**TASK OBJECTIVE:**
Quote, verbatim, all material below, without pictures.

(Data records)
◆ ◆ ◆
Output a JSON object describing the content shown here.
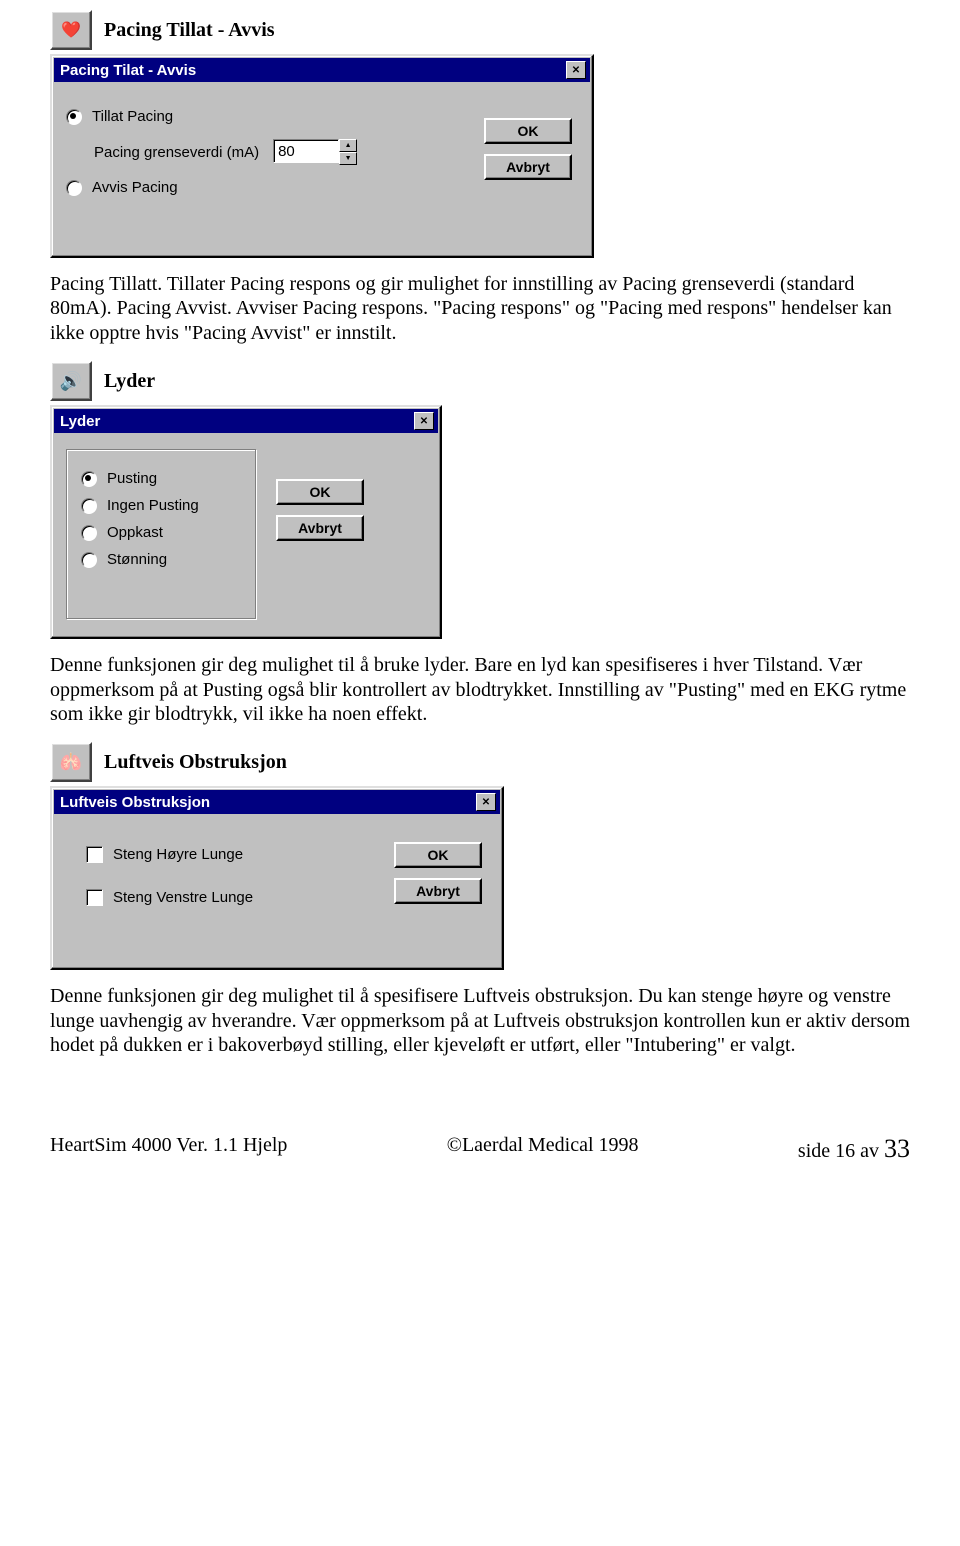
{
  "section1": {
    "title": "Pacing Tillat - Avvis",
    "dialog": {
      "title": "Pacing Tilat - Avvis",
      "opt_allow": "Tillat Pacing",
      "threshold_label": "Pacing grenseverdi (mA)",
      "threshold_value": "80",
      "opt_deny": "Avvis Pacing",
      "ok": "OK",
      "cancel": "Avbryt"
    },
    "para": "Pacing Tillatt. Tillater Pacing respons og gir mulighet for innstilling av Pacing grenseverdi (standard 80mA). Pacing Avvist. Avviser Pacing respons. \"Pacing respons\" og \"Pacing med respons\" hendelser kan ikke opptre hvis \"Pacing Avvist\" er innstilt."
  },
  "section2": {
    "title": "Lyder",
    "dialog": {
      "title": "Lyder",
      "opt1": "Pusting",
      "opt2": "Ingen Pusting",
      "opt3": "Oppkast",
      "opt4": "Stønning",
      "ok": "OK",
      "cancel": "Avbryt"
    },
    "para": "Denne funksjonen gir deg mulighet til å bruke lyder. Bare en lyd kan spesifiseres i hver Tilstand. Vær oppmerksom på at Pusting også blir kontrollert av blodtrykket. Innstilling av \"Pusting\" med en EKG rytme som ikke gir blodtrykk, vil ikke ha noen effekt."
  },
  "section3": {
    "title": "Luftveis Obstruksjon",
    "dialog": {
      "title": "Luftveis Obstruksjon",
      "chk1": "Steng Høyre Lunge",
      "chk2": "Steng Venstre Lunge",
      "ok": "OK",
      "cancel": "Avbryt"
    },
    "para": "Denne funksjonen gir deg mulighet til å spesifisere Luftveis obstruksjon. Du kan stenge høyre og venstre lunge uavhengig av hverandre. Vær oppmerksom på at Luftveis obstruksjon kontrollen kun er aktiv dersom hodet på dukken er i bakoverbøyd stilling, eller kjeveløft er utført, eller \"Intubering\" er valgt."
  },
  "footer": {
    "left": "HeartSim 4000 Ver.  1.1 Hjelp",
    "center": "©Laerdal Medical  1998",
    "right_prefix": "side 16 av ",
    "right_total": "33"
  }
}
◆ ◆ ◆
**WRITTEN SOLUTION:**
Output a JSON object describing the content shown here.
{
  "section1": {
    "title": "Pacing Tillat - Avvis",
    "dialog": {
      "title": "Pacing Tilat - Avvis",
      "opt_allow": "Tillat Pacing",
      "threshold_label": "Pacing grenseverdi (mA)",
      "threshold_value": "80",
      "opt_deny": "Avvis Pacing",
      "ok": "OK",
      "cancel": "Avbryt"
    },
    "para": "Pacing Tillatt. Tillater Pacing respons og gir mulighet for innstilling av Pacing grenseverdi (standard 80mA). Pacing Avvist. Avviser Pacing respons. \"Pacing respons\" og \"Pacing med respons\" hendelser kan ikke opptre hvis \"Pacing Avvist\" er innstilt."
  },
  "section2": {
    "title": "Lyder",
    "dialog": {
      "title": "Lyder",
      "opt1": "Pusting",
      "opt2": "Ingen Pusting",
      "opt3": "Oppkast",
      "opt4": "Stønning",
      "ok": "OK",
      "cancel": "Avbryt"
    },
    "para": "Denne funksjonen gir deg mulighet til å bruke lyder. Bare en lyd kan spesifiseres i hver Tilstand. Vær oppmerksom på at Pusting også blir kontrollert av blodtrykket. Innstilling av \"Pusting\" med en EKG rytme som ikke gir blodtrykk, vil ikke ha noen effekt."
  },
  "section3": {
    "title": "Luftveis Obstruksjon",
    "dialog": {
      "title": "Luftveis Obstruksjon",
      "chk1": "Steng Høyre Lunge",
      "chk2": "Steng Venstre Lunge",
      "ok": "OK",
      "cancel": "Avbryt"
    },
    "para": "Denne funksjonen gir deg mulighet til å spesifisere Luftveis obstruksjon. Du kan stenge høyre og venstre lunge uavhengig av hverandre. Vær oppmerksom på at Luftveis obstruksjon kontrollen kun er aktiv dersom hodet på dukken er i bakoverbøyd stilling, eller kjeveløft er utført, eller \"Intubering\" er valgt."
  },
  "footer": {
    "left": "HeartSim 4000 Ver.  1.1 Hjelp",
    "center": "©Laerdal Medical  1998",
    "right_prefix": "side 16 av ",
    "right_total": "33"
  }
}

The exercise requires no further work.